[Entries taken from a collection]

>> start

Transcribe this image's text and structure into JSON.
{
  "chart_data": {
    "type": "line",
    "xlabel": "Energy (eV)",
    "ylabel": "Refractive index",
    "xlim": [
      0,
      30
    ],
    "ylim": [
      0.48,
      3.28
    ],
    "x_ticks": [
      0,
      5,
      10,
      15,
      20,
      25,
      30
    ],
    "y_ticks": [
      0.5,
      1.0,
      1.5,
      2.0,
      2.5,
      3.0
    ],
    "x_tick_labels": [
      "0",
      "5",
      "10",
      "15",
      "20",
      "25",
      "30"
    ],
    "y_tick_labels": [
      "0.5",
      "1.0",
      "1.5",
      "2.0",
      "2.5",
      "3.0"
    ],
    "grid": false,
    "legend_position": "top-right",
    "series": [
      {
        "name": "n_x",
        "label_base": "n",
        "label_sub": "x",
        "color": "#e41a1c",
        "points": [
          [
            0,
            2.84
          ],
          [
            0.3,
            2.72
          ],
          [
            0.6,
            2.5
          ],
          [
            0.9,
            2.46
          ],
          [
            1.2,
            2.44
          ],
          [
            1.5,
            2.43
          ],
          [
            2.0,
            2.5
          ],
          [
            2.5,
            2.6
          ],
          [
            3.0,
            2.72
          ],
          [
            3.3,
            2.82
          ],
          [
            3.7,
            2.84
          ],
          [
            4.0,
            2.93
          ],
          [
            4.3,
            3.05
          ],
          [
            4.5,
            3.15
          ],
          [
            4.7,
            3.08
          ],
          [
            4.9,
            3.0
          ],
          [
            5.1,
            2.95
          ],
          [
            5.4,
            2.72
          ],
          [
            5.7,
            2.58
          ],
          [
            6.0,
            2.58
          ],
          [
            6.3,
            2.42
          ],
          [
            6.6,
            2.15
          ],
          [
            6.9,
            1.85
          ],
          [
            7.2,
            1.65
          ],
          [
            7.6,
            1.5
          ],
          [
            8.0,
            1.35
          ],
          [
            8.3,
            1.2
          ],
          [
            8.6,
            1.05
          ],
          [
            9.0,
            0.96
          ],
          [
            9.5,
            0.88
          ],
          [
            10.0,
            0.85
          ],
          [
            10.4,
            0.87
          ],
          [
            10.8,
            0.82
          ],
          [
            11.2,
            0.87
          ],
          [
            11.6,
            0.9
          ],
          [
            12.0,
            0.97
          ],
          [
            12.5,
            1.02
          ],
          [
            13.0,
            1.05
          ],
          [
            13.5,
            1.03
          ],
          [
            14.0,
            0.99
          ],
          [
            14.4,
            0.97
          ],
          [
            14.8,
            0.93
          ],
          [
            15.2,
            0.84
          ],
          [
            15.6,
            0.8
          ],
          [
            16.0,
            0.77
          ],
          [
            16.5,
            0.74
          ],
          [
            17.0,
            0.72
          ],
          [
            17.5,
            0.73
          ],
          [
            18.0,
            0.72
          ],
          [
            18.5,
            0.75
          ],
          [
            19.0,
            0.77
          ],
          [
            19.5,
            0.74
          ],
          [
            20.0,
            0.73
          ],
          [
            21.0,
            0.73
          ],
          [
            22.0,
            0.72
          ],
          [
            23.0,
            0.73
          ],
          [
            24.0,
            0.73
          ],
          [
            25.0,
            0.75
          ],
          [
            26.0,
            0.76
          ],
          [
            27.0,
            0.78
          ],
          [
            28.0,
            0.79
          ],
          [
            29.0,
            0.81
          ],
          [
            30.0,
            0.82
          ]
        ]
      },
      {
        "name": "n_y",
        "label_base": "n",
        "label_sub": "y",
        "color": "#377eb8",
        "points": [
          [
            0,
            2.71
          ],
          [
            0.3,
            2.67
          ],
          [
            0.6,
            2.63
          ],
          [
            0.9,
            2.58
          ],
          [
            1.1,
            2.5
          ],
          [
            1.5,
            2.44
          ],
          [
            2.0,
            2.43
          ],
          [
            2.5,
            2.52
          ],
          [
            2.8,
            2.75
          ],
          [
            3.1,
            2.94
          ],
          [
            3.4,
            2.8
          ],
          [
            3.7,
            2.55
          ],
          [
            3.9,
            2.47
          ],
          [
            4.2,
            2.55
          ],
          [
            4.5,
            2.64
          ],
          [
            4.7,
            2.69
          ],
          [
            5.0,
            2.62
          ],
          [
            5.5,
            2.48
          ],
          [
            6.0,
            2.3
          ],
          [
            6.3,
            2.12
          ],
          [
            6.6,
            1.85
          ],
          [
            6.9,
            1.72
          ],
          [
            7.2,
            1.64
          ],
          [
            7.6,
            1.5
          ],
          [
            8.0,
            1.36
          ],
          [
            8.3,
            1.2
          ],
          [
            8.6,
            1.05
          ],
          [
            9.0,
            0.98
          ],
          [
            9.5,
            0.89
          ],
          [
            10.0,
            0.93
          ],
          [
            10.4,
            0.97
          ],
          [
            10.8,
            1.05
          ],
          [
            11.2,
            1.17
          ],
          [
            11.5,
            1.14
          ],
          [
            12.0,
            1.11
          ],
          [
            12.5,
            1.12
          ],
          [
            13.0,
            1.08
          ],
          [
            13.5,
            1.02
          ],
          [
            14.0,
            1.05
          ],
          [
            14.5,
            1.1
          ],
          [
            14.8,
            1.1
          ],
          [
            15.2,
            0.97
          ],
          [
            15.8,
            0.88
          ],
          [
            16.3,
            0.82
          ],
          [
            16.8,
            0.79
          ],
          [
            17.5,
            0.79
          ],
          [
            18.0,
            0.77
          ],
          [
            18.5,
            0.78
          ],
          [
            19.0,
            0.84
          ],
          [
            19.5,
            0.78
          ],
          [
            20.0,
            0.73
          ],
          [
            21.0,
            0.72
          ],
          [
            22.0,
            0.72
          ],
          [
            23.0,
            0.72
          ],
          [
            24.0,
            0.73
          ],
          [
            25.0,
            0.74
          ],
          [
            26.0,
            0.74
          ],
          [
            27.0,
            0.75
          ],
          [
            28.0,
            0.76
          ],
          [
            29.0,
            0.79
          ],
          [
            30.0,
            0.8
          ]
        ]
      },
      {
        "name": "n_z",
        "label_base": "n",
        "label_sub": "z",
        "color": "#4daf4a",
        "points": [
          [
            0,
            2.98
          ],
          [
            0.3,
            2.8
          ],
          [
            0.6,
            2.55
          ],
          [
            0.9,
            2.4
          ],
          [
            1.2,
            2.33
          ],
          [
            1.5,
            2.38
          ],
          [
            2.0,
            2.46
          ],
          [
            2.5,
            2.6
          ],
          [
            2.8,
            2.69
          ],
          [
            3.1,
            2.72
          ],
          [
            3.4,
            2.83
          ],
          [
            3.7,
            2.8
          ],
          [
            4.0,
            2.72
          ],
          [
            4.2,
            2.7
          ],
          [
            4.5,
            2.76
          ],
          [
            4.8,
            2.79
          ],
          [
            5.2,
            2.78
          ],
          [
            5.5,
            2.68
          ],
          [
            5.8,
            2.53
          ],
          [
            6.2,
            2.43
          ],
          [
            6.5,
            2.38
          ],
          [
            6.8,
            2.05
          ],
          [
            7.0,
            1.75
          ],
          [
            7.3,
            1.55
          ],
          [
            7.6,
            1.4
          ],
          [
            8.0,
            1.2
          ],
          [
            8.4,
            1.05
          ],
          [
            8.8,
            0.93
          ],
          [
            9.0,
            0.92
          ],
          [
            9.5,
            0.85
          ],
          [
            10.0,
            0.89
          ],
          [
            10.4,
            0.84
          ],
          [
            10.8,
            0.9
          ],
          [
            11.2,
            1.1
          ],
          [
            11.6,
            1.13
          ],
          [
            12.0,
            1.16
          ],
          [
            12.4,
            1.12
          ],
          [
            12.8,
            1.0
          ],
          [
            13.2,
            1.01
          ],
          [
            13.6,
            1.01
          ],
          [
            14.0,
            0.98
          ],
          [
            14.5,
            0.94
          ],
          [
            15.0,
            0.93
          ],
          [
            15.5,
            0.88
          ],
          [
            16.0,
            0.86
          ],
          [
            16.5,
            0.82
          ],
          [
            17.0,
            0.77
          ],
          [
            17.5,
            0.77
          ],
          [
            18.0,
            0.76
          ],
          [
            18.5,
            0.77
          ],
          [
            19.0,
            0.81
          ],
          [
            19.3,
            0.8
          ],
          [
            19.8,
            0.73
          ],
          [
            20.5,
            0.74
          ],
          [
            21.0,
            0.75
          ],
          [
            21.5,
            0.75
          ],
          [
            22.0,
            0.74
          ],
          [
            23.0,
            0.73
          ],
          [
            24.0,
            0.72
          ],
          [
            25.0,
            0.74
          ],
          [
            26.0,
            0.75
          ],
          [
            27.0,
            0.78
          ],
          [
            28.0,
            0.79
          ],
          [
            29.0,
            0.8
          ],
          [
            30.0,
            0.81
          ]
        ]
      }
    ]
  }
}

>> end

REQUIREMENT | Scan the material and collect every line that contains "color".

TASK SOLUTION |
        "color": "#e41a1c",
        "color": "#377eb8",
        "color": "#4daf4a",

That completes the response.